:: Work required ::
All of the listing below must be repeated word for word. Pictures are the only thing to omit.

:: Entries supplied ::
|---|
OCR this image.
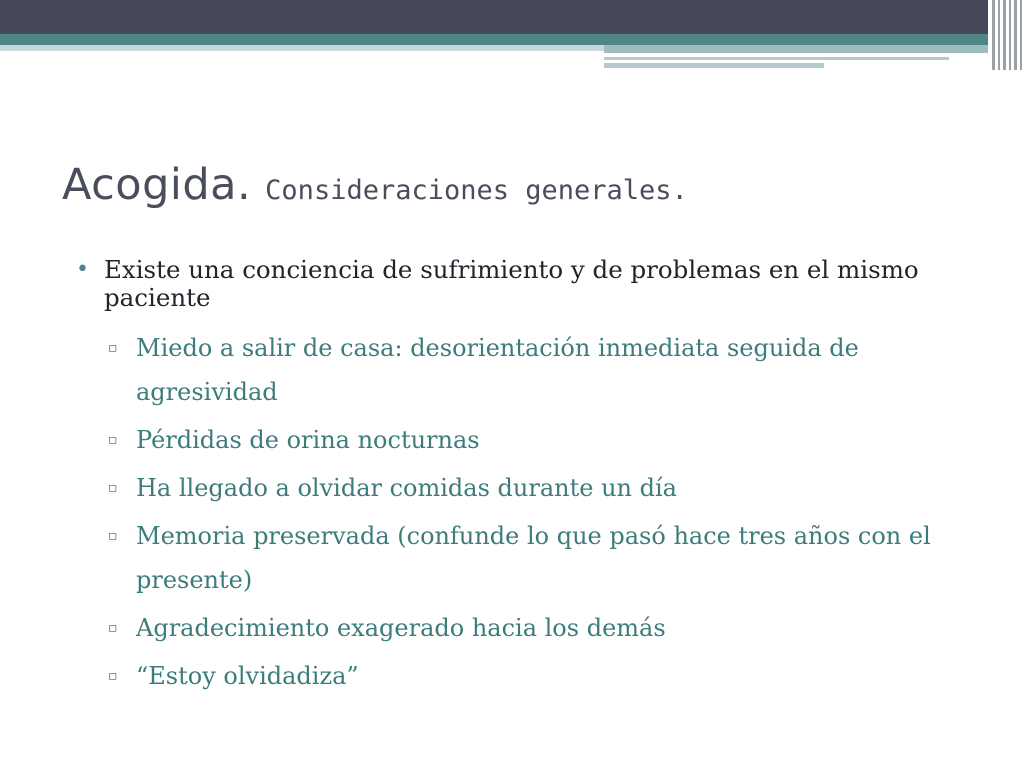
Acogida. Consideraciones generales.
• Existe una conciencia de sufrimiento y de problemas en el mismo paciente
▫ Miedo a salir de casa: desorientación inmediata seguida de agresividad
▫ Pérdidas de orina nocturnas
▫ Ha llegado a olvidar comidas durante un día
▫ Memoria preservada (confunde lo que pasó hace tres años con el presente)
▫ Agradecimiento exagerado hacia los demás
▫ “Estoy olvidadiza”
|---|
:: Result of the task ::
OCR this image.
Acogida. Consideraciones generales.
• Existe una conciencia de sufrimiento y de problemas en el mismo paciente
▫ Miedo a salir de casa: desorientación inmediata seguida de agresividad
▫ Pérdidas de orina nocturnas
▫ Ha llegado a olvidar comidas durante un día
▫ Memoria preservada (confunde lo que pasó hace tres años con el presente)
▫ Agradecimiento exagerado hacia los demás
▫ “Estoy olvidadiza”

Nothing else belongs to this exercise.